§ **EXERCISE DATA**:
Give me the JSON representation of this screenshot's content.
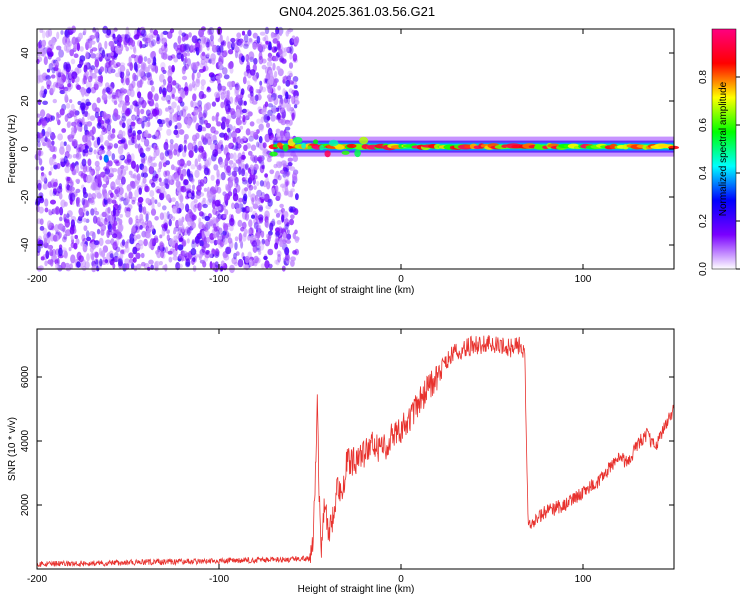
{
  "title": "GN04.2025.361.03.56.G21",
  "colors": {
    "snr_line": "#e8322e",
    "background": "#ffffff",
    "axis": "#000000"
  },
  "chart_data": [
    {
      "type": "heatmap",
      "name": "spectrogram",
      "xlabel": "Height of straight line (km)",
      "ylabel": "Frequency (Hz)",
      "xlim": [
        -200,
        150
      ],
      "ylim": [
        -50,
        50
      ],
      "xticks": [
        -200,
        -100,
        0,
        100
      ],
      "yticks": [
        -40,
        -20,
        0,
        20,
        40
      ],
      "noise_region_x": [
        -200,
        -57
      ],
      "signal_ridge_x": [
        -70,
        150
      ],
      "signal_ridge_frequency_hz": 1,
      "colorbar": {
        "label": "Normalized spectral amplitude",
        "range": [
          0,
          1
        ],
        "ticks": [
          0.0,
          0.2,
          0.4,
          0.6,
          0.8
        ],
        "colormap": [
          "#ffffff",
          "#7a00ff",
          "#0000ff",
          "#00ffff",
          "#00ff00",
          "#ffff00",
          "#ff0000",
          "#ff0080"
        ]
      }
    },
    {
      "type": "line",
      "name": "snr",
      "xlabel": "Height of straight line (km)",
      "ylabel": "SNR (10 * v/v)",
      "xlim": [
        -200,
        150
      ],
      "ylim": [
        0,
        7500
      ],
      "xticks": [
        -200,
        -100,
        0,
        100
      ],
      "yticks": [
        2000,
        4000,
        6000
      ],
      "series": [
        {
          "name": "SNR",
          "x": [
            -200,
            -150,
            -100,
            -60,
            -50,
            -48,
            -46,
            -45,
            -44,
            -42,
            -40,
            -38,
            -35,
            -32,
            -30,
            -25,
            -20,
            -15,
            -10,
            -5,
            0,
            5,
            10,
            15,
            20,
            25,
            30,
            40,
            50,
            60,
            65,
            68,
            69,
            70,
            72,
            75,
            80,
            90,
            100,
            110,
            115,
            120,
            125,
            130,
            135,
            140,
            145,
            150
          ],
          "y": [
            150,
            200,
            250,
            300,
            350,
            1200,
            5300,
            2500,
            600,
            2200,
            1000,
            1500,
            2600,
            2400,
            3300,
            3400,
            3600,
            3900,
            3700,
            4200,
            4400,
            4700,
            5200,
            5700,
            6000,
            6500,
            6800,
            7000,
            7000,
            6900,
            7000,
            6800,
            3500,
            1300,
            1400,
            1600,
            1800,
            2000,
            2400,
            2800,
            3200,
            3500,
            3300,
            3900,
            4200,
            3800,
            4500,
            5000
          ]
        }
      ]
    }
  ]
}
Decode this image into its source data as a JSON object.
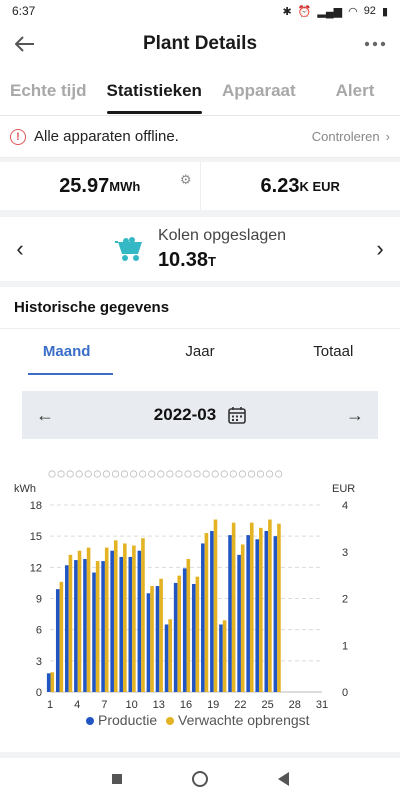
{
  "status": {
    "time": "6:37",
    "battery": "92"
  },
  "header": {
    "title": "Plant Details"
  },
  "tabs": [
    "Echte tijd",
    "Statistieken",
    "Apparaat",
    "Alert"
  ],
  "alert": {
    "text": "Alle apparaten offline.",
    "link": "Controleren"
  },
  "stats": {
    "energy": {
      "value": "25.97",
      "unit": "MWh"
    },
    "income": {
      "value": "6.23",
      "unit": "K EUR"
    }
  },
  "coal": {
    "label": "Kolen opgeslagen",
    "value": "10.38",
    "unit": "T"
  },
  "history": {
    "title": "Historische gegevens",
    "periods": [
      "Maand",
      "Jaar",
      "Totaal"
    ],
    "date": "2022-03"
  },
  "colors": {
    "production": "#2255c4",
    "expected": "#e3b324",
    "accent": "#3a6ec9"
  },
  "chart_data": {
    "type": "bar",
    "ylabel_left": "kWh",
    "ylabel_right": "EUR",
    "y_ticks_left": [
      0,
      3,
      6,
      9,
      12,
      15,
      18
    ],
    "y_ticks_right": [
      0,
      1,
      2,
      3,
      4
    ],
    "ylim_left": [
      0,
      18
    ],
    "ylim_right": [
      0,
      4
    ],
    "x_ticks": [
      1,
      4,
      7,
      10,
      13,
      16,
      19,
      22,
      25,
      28,
      31
    ],
    "x": [
      1,
      2,
      3,
      4,
      5,
      6,
      7,
      8,
      9,
      10,
      11,
      12,
      13,
      14,
      15,
      16,
      17,
      18,
      19,
      20,
      21,
      22,
      23,
      24,
      25,
      26
    ],
    "series": [
      {
        "name": "Productie",
        "values": [
          1.8,
          9.9,
          12.2,
          12.7,
          12.8,
          11.5,
          12.6,
          13.6,
          13.0,
          13.0,
          13.6,
          9.5,
          10.2,
          6.5,
          10.5,
          11.9,
          10.4,
          14.3,
          15.5,
          6.5,
          15.1,
          13.2,
          15.1,
          14.7,
          15.5,
          15.0
        ]
      },
      {
        "name": "Verwachte opbrengst",
        "values": [
          1.9,
          10.6,
          13.2,
          13.6,
          13.9,
          12.6,
          13.9,
          14.6,
          14.3,
          14.1,
          14.8,
          10.2,
          10.9,
          7.0,
          11.2,
          12.8,
          11.1,
          15.3,
          16.6,
          6.9,
          16.3,
          14.2,
          16.3,
          15.8,
          16.6,
          16.2
        ]
      }
    ],
    "legend": [
      "Productie",
      "Verwachte opbrengst"
    ],
    "legend_position": "bottom"
  }
}
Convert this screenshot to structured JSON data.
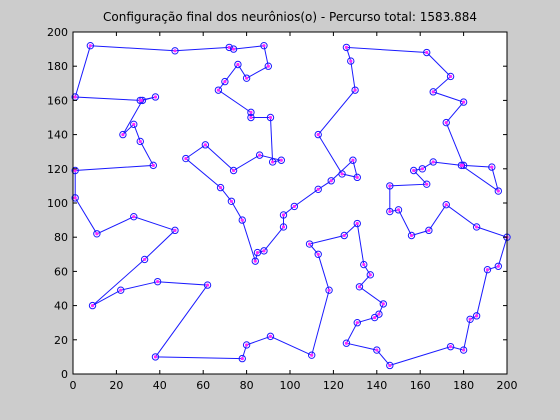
{
  "chart_data": {
    "type": "line",
    "title": "Configuração final dos neurônios(o) - Percurso total: 1583.884",
    "xlabel": "",
    "ylabel": "",
    "xlim": [
      0,
      200
    ],
    "ylim": [
      0,
      200
    ],
    "xticks": [
      0,
      20,
      40,
      60,
      80,
      100,
      120,
      140,
      160,
      180,
      200
    ],
    "yticks": [
      0,
      20,
      40,
      60,
      80,
      100,
      120,
      140,
      160,
      180,
      200
    ],
    "grid": false,
    "colors": {
      "background": "#cccccc",
      "plot_area": "#ffffff",
      "route": "#1a1aff",
      "marker_fill": "#ff2aff"
    },
    "series": [
      {
        "closed": true,
        "points": [
          [
            8,
            192
          ],
          [
            47,
            189
          ],
          [
            72,
            191
          ],
          [
            74,
            190
          ],
          [
            88,
            192
          ],
          [
            90,
            180
          ],
          [
            80,
            173
          ],
          [
            76,
            181
          ],
          [
            70,
            171
          ],
          [
            67,
            166
          ],
          [
            82,
            153
          ],
          [
            82,
            150
          ],
          [
            91,
            150
          ],
          [
            92,
            124
          ],
          [
            96,
            125
          ],
          [
            86,
            128
          ],
          [
            74,
            119
          ],
          [
            61,
            134
          ],
          [
            52,
            126
          ],
          [
            68,
            109
          ],
          [
            73,
            101
          ],
          [
            78,
            90
          ],
          [
            84,
            66
          ],
          [
            85,
            71
          ],
          [
            88,
            72
          ],
          [
            97,
            86
          ],
          [
            97,
            93
          ],
          [
            102,
            98
          ],
          [
            113,
            108
          ],
          [
            119,
            113
          ],
          [
            129,
            125
          ],
          [
            131,
            115
          ],
          [
            124,
            117
          ],
          [
            113,
            140
          ],
          [
            130,
            166
          ],
          [
            128,
            183
          ],
          [
            126,
            191
          ],
          [
            163,
            188
          ],
          [
            174,
            174
          ],
          [
            166,
            165
          ],
          [
            180,
            159
          ],
          [
            172,
            147
          ],
          [
            180,
            122
          ],
          [
            193,
            121
          ],
          [
            196,
            107
          ],
          [
            179,
            122
          ],
          [
            166,
            124
          ],
          [
            161,
            120
          ],
          [
            157,
            119
          ],
          [
            163,
            111
          ],
          [
            146,
            110
          ],
          [
            146,
            95
          ],
          [
            150,
            96
          ],
          [
            156,
            81
          ],
          [
            164,
            84
          ],
          [
            172,
            99
          ],
          [
            186,
            86
          ],
          [
            200,
            80
          ],
          [
            196,
            63
          ],
          [
            191,
            61
          ],
          [
            186,
            34
          ],
          [
            183,
            32
          ],
          [
            180,
            14
          ],
          [
            174,
            16
          ],
          [
            146,
            5
          ],
          [
            140,
            14
          ],
          [
            126,
            18
          ],
          [
            131,
            30
          ],
          [
            139,
            33
          ],
          [
            141,
            35
          ],
          [
            143,
            41
          ],
          [
            132,
            51
          ],
          [
            137,
            58
          ],
          [
            134,
            64
          ],
          [
            131,
            88
          ],
          [
            125,
            81
          ],
          [
            109,
            76
          ],
          [
            113,
            70
          ],
          [
            118,
            49
          ],
          [
            110,
            11
          ],
          [
            91,
            22
          ],
          [
            80,
            17
          ],
          [
            78,
            9
          ],
          [
            38,
            10
          ],
          [
            62,
            52
          ],
          [
            39,
            54
          ],
          [
            22,
            49
          ],
          [
            9,
            40
          ],
          [
            33,
            67
          ],
          [
            47,
            84
          ],
          [
            28,
            92
          ],
          [
            11,
            82
          ],
          [
            1,
            103
          ],
          [
            1,
            119
          ],
          [
            37,
            122
          ],
          [
            31,
            136
          ],
          [
            28,
            146
          ],
          [
            23,
            140
          ],
          [
            32,
            160
          ],
          [
            38,
            162
          ],
          [
            31,
            160
          ],
          [
            1,
            162
          ]
        ]
      }
    ]
  }
}
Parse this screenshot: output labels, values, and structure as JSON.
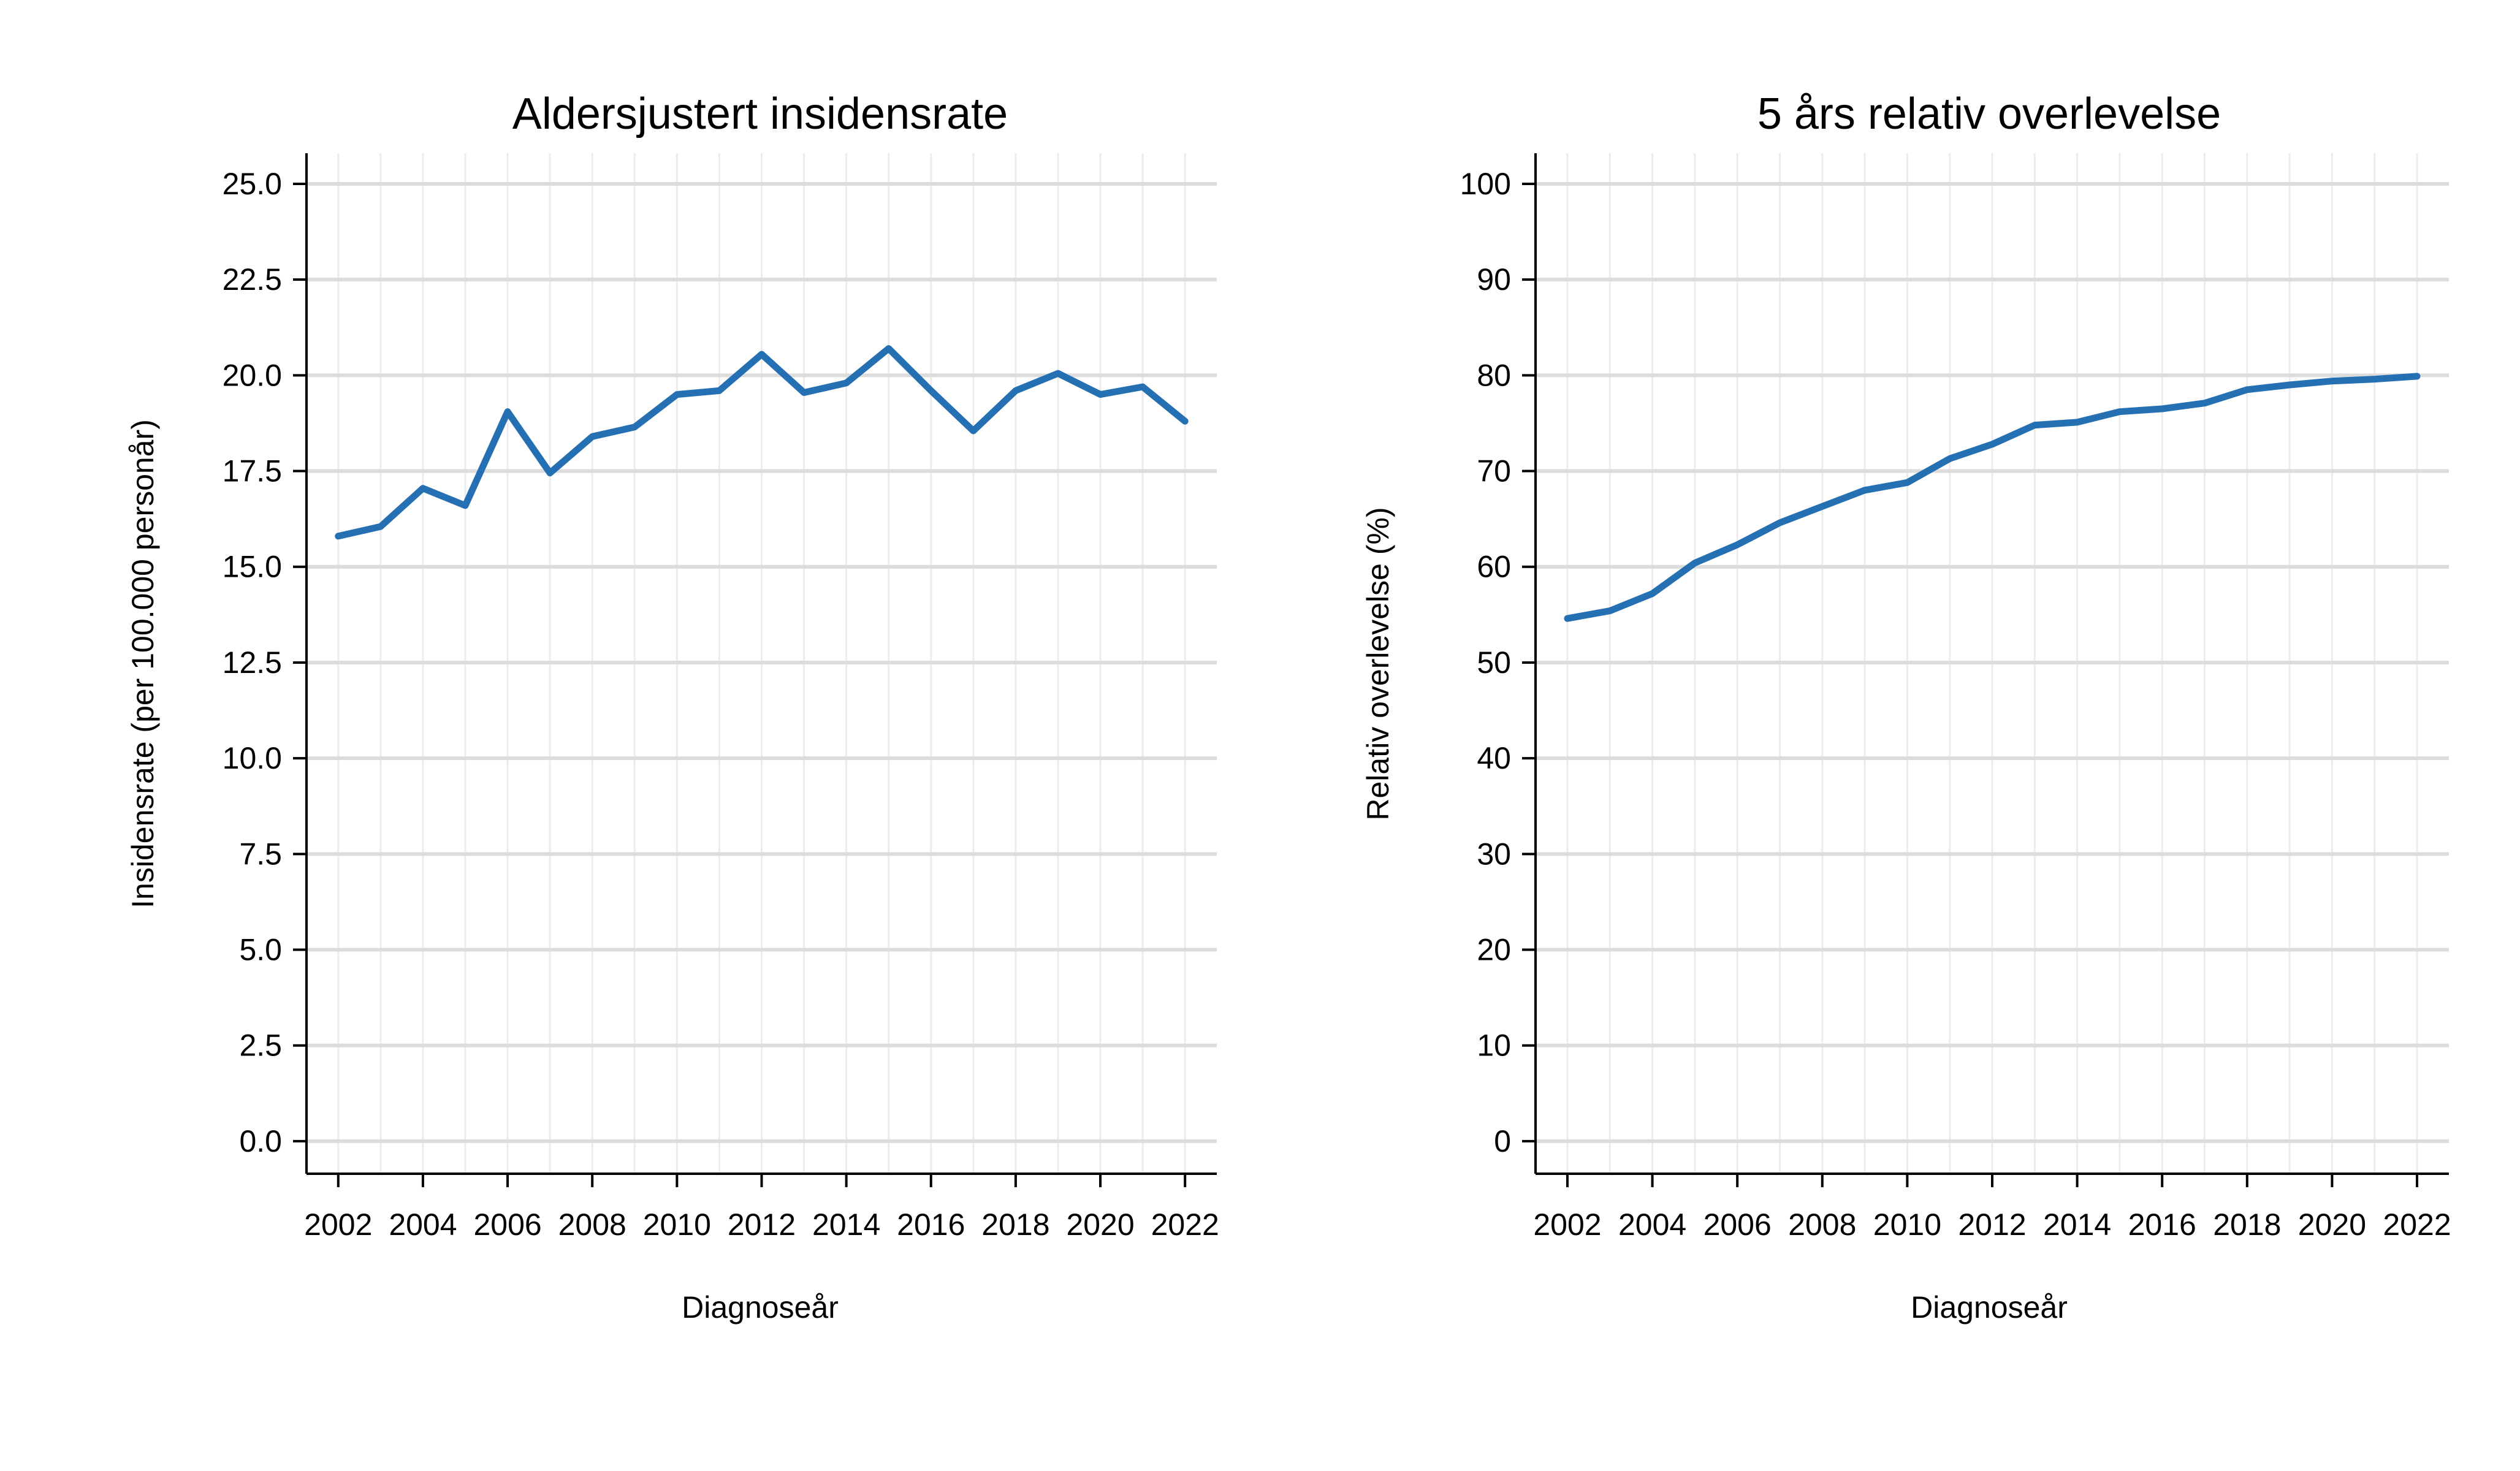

§ **GIVEN INSTRUCTION**: Copy the lines from the entries above in which the word "title" appears.

§ **FINISHED TASK**:
  "title": "GN04.2025.361.03.56.G21",
    "title": "Plant Details"
    "title": "Historische gegevens",
    "title": "Configuração final dos neurônios(o) - Percurso total: 1583.884",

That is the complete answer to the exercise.